:: REQUIREMENT ::
Look through the records below and collect all lines that hold the string "SECTION".

:: ENTRIES ::
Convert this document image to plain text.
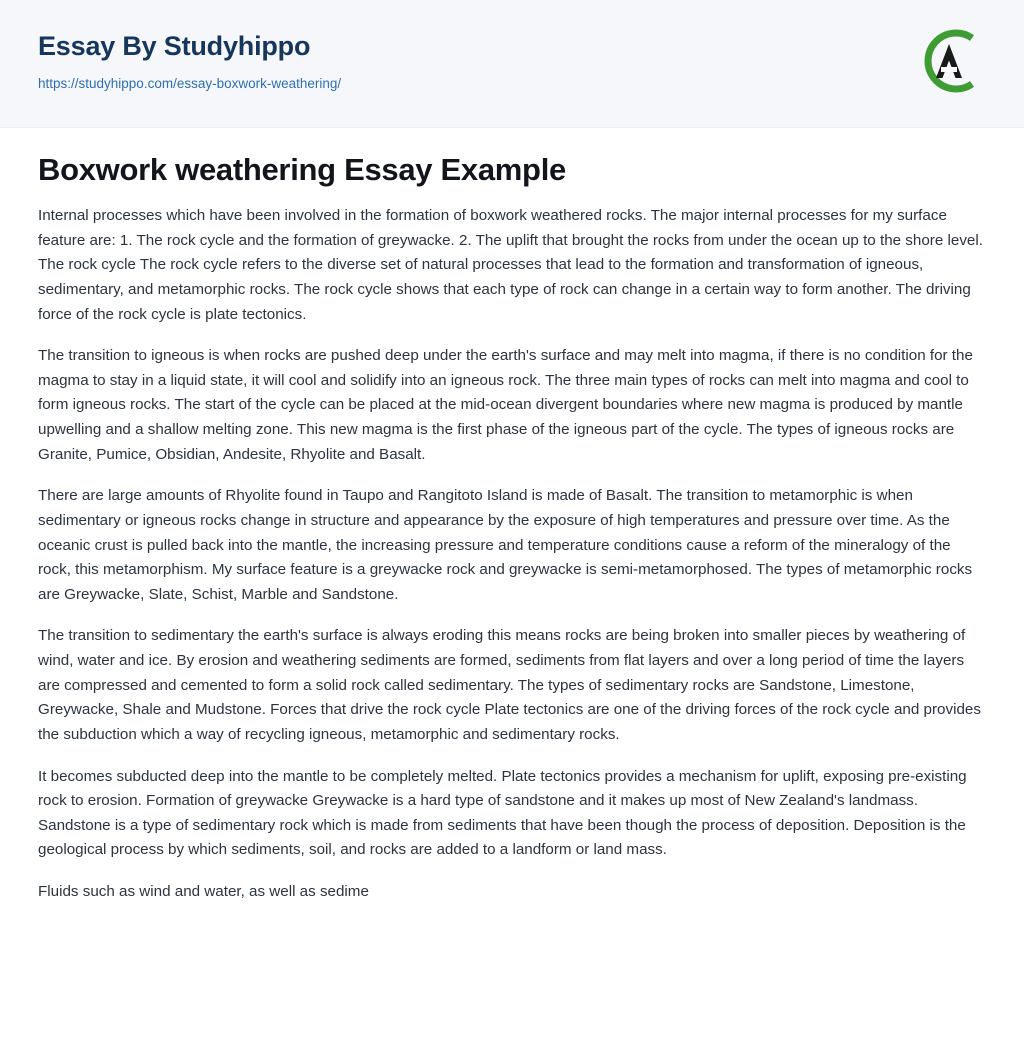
Essay By Studyhippo
https://studyhippo.com/essay-boxwork-weathering/
Boxwork weathering Essay Example

Internal processes which have been involved in the formation of boxwork weathered rocks. The major internal processes for my surface feature are: 1. The rock cycle and the formation of greywacke. 2. The uplift that brought the rocks from under the ocean up to the shore level. The rock cycle The rock cycle refers to the diverse set of natural processes that lead to the formation and transformation of igneous, sedimentary, and metamorphic rocks. The rock cycle shows that each type of rock can change in a certain way to form another. The driving force of the rock cycle is plate tectonics.

The transition to igneous is when rocks are pushed deep under the earth's surface and may melt into magma, if there is no condition for the magma to stay in a liquid state, it will cool and solidify into an igneous rock. The three main types of rocks can melt into magma and cool to form igneous rocks. The start of the cycle can be placed at the mid-ocean divergent boundaries where new magma is produced by mantle upwelling and a shallow melting zone. This new magma is the first phase of the igneous part of the cycle. The types of igneous rocks are Granite, Pumice, Obsidian, Andesite, Rhyolite and Basalt.

There are large amounts of Rhyolite found in Taupo and Rangitoto Island is made of Basalt. The transition to metamorphic is when sedimentary or igneous rocks change in structure and appearance by the exposure of high temperatures and pressure over time. As the oceanic crust is pulled back into the mantle, the increasing pressure and temperature conditions cause a reform of the mineralogy of the rock, this metamorphism. My surface feature is a greywacke rock and greywacke is semi-metamorphosed. The types of metamorphic rocks are Greywacke, Slate, Schist, Marble and Sandstone.

The transition to sedimentary the earth's surface is always eroding this means rocks are being broken into smaller pieces by weathering of wind, water and ice. By erosion and weathering sediments are formed, sediments from flat layers and over a long period of time the layers are compressed and cemented to form a solid rock called sedimentary. The types of sedimentary rocks are Sandstone, Limestone, Greywacke, Shale and Mudstone. Forces that drive the rock cycle Plate tectonics are one of the driving forces of the rock cycle and provides the subduction which a way of recycling igneous, metamorphic and sedimentary rocks.

It becomes subducted deep into the mantle to be completely melted. Plate tectonics provides a mechanism for uplift, exposing pre-existing rock to erosion. Formation of greywacke Greywacke is a hard type of sandstone and it makes up most of New Zealand's landmass. Sandstone is a type of sedimentary rock which is made from sediments that have been though the process of deposition. Deposition is the geological process by which sediments, soil, and rocks are added to a landform or land mass.

Fluids such as wind and water, as well as sedime
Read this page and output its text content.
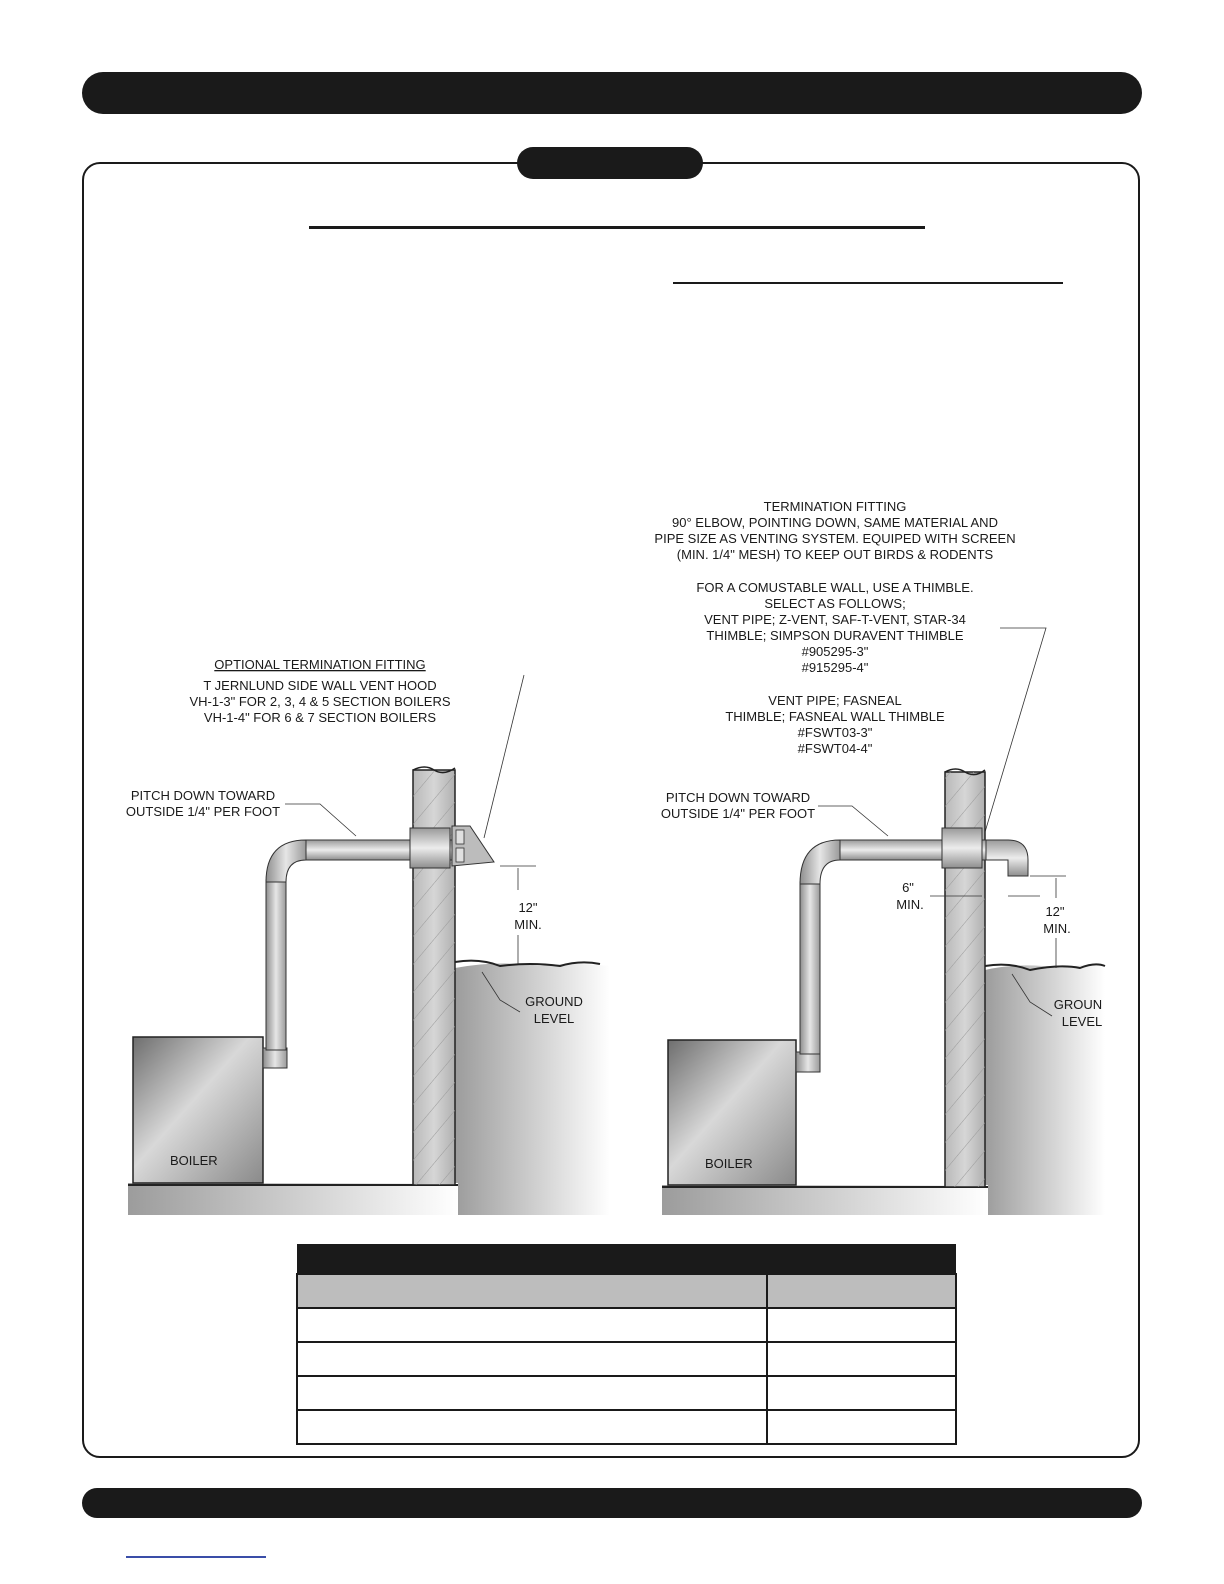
OPTIONAL TERMINATION FITTING
T JERNLUND SIDE WALL VENT HOOD
VH-1-3" FOR 2, 3, 4 & 5 SECTION BOILERS
VH-1-4" FOR 6 & 7 SECTION BOILERS
BOILER
PITCH DOWN TOWARD
OUTSIDE 1/4" PER FOOT
12"
MIN.
GROUND
LEVEL
TERMINATION FITTING
90° ELBOW, POINTING DOWN, SAME MATERIAL AND
PIPE SIZE AS VENTING SYSTEM. EQUIPED WITH SCREEN
(MIN. 1/4" MESH) TO KEEP OUT BIRDS & RODENTS
FOR A COMUSTABLE WALL, USE A THIMBLE.
SELECT AS FOLLOWS;
VENT PIPE; Z-VENT, SAF-T-VENT, STAR-34
THIMBLE; SIMPSON DURAVENT THIMBLE
#905295-3"
#915295-4"
VENT PIPE; FASNEAL
THIMBLE; FASNEAL WALL THIMBLE
#FSWT03-3"
#FSWT04-4"
BOILER
PITCH DOWN TOWARD
OUTSIDE 1/4" PER FOOT
6"
MIN.	12"
MIN.
GROUN
LEVEL
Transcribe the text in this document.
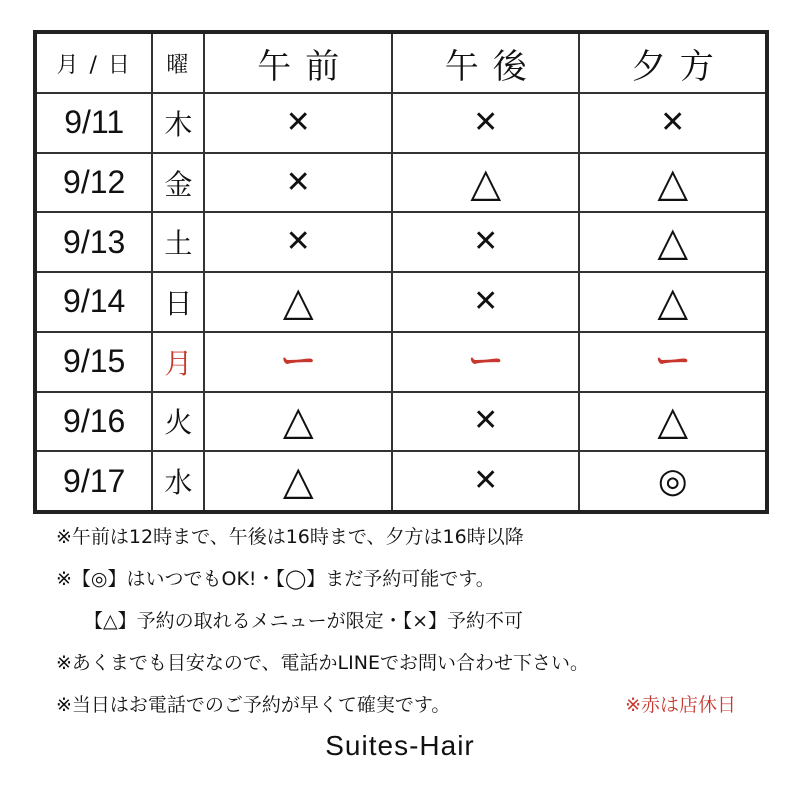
月 / 日	曜	午前	午後	夕方
9/11	木	✕	✕	✕
9/12	金	✕	△	△
9/13	土	✕	✕	△
9/14	日	△	✕	△
9/15	月	ー	ー	ー
9/16	火	△	✕	△
9/17	水	△	✕	◎
※午前は12時まで、午後は16時まで、夕方は16時以降
※【◎】はいつでもOK!・【◯】まだ予約可能です。
【△】予約の取れるメニューが限定・【×】予約不可
※あくまでも目安なので、電話かLINEでお問い合わせ下さい。
※当日はお電話でのご予約が早くて確実です。	※赤は店休日
Suites-Hair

:: FULL SOLUTION ::
VH-1-3" FOR 2, 3, 4 & 5 SECTION BOILERS
VH-1-4" FOR 6 & 7 SECTION BOILERS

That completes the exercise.